== EXERCISE MATERIAL ==

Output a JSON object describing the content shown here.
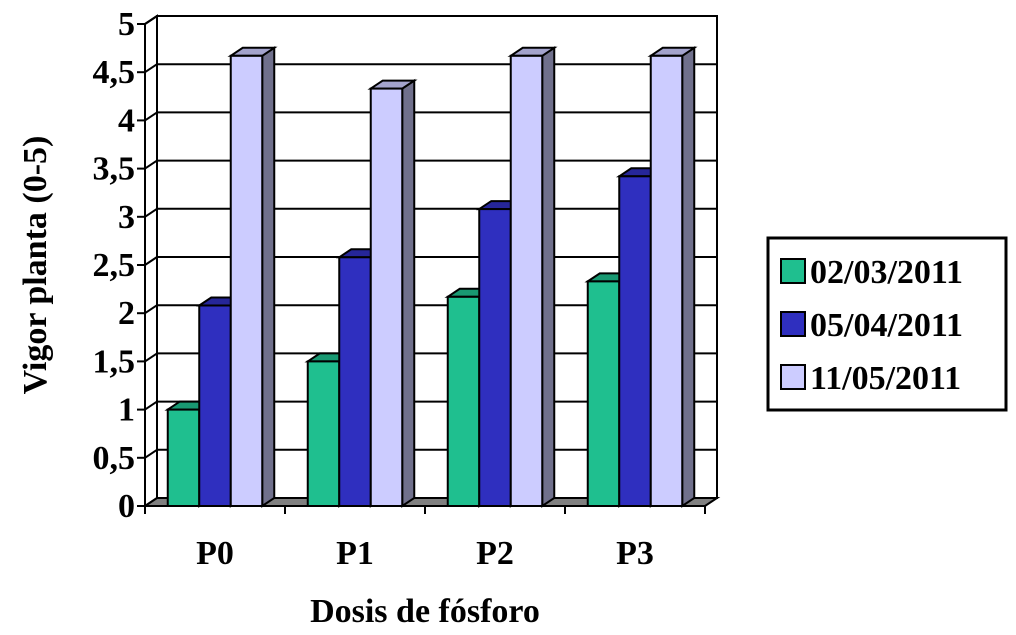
{
  "chart_data": {
    "type": "bar",
    "title": "",
    "xlabel": "Dosis de fósforo",
    "ylabel": "Vigor planta (0-5)",
    "categories": [
      "P0",
      "P1",
      "P2",
      "P3"
    ],
    "ylim": [
      0,
      5
    ],
    "yticks": [
      "0",
      "0,5",
      "1",
      "1,5",
      "2",
      "2,5",
      "3",
      "3,5",
      "4",
      "4,5",
      "5"
    ],
    "grid": true,
    "legend_position": "right",
    "series": [
      {
        "name": "02/03/2011",
        "values": [
          1.0,
          1.5,
          2.17,
          2.33
        ],
        "color": "#1fbf8f"
      },
      {
        "name": "05/04/2011",
        "values": [
          2.08,
          2.58,
          3.08,
          3.42
        ],
        "color": "#2f2fbf"
      },
      {
        "name": "11/05/2011",
        "values": [
          4.67,
          4.33,
          4.67,
          4.67
        ],
        "color": "#ccccff"
      }
    ]
  }
}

===

**EXERCISE AIM:**
Repeat everything in the records precisely. Images are excluded from the copy.

**TASK OUTPUT:**
Output a JSON object describing the content shown here.
{
  "chart_data": {
    "type": "bar",
    "title": "",
    "xlabel": "Dosis de fósforo",
    "ylabel": "Vigor planta (0-5)",
    "categories": [
      "P0",
      "P1",
      "P2",
      "P3"
    ],
    "ylim": [
      0,
      5
    ],
    "yticks": [
      "0",
      "0,5",
      "1",
      "1,5",
      "2",
      "2,5",
      "3",
      "3,5",
      "4",
      "4,5",
      "5"
    ],
    "grid": true,
    "legend_position": "right",
    "series": [
      {
        "name": "02/03/2011",
        "values": [
          1.0,
          1.5,
          2.17,
          2.33
        ],
        "color": "#1fbf8f"
      },
      {
        "name": "05/04/2011",
        "values": [
          2.08,
          2.58,
          3.08,
          3.42
        ],
        "color": "#2f2fbf"
      },
      {
        "name": "11/05/2011",
        "values": [
          4.67,
          4.33,
          4.67,
          4.67
        ],
        "color": "#ccccff"
      }
    ]
  }
}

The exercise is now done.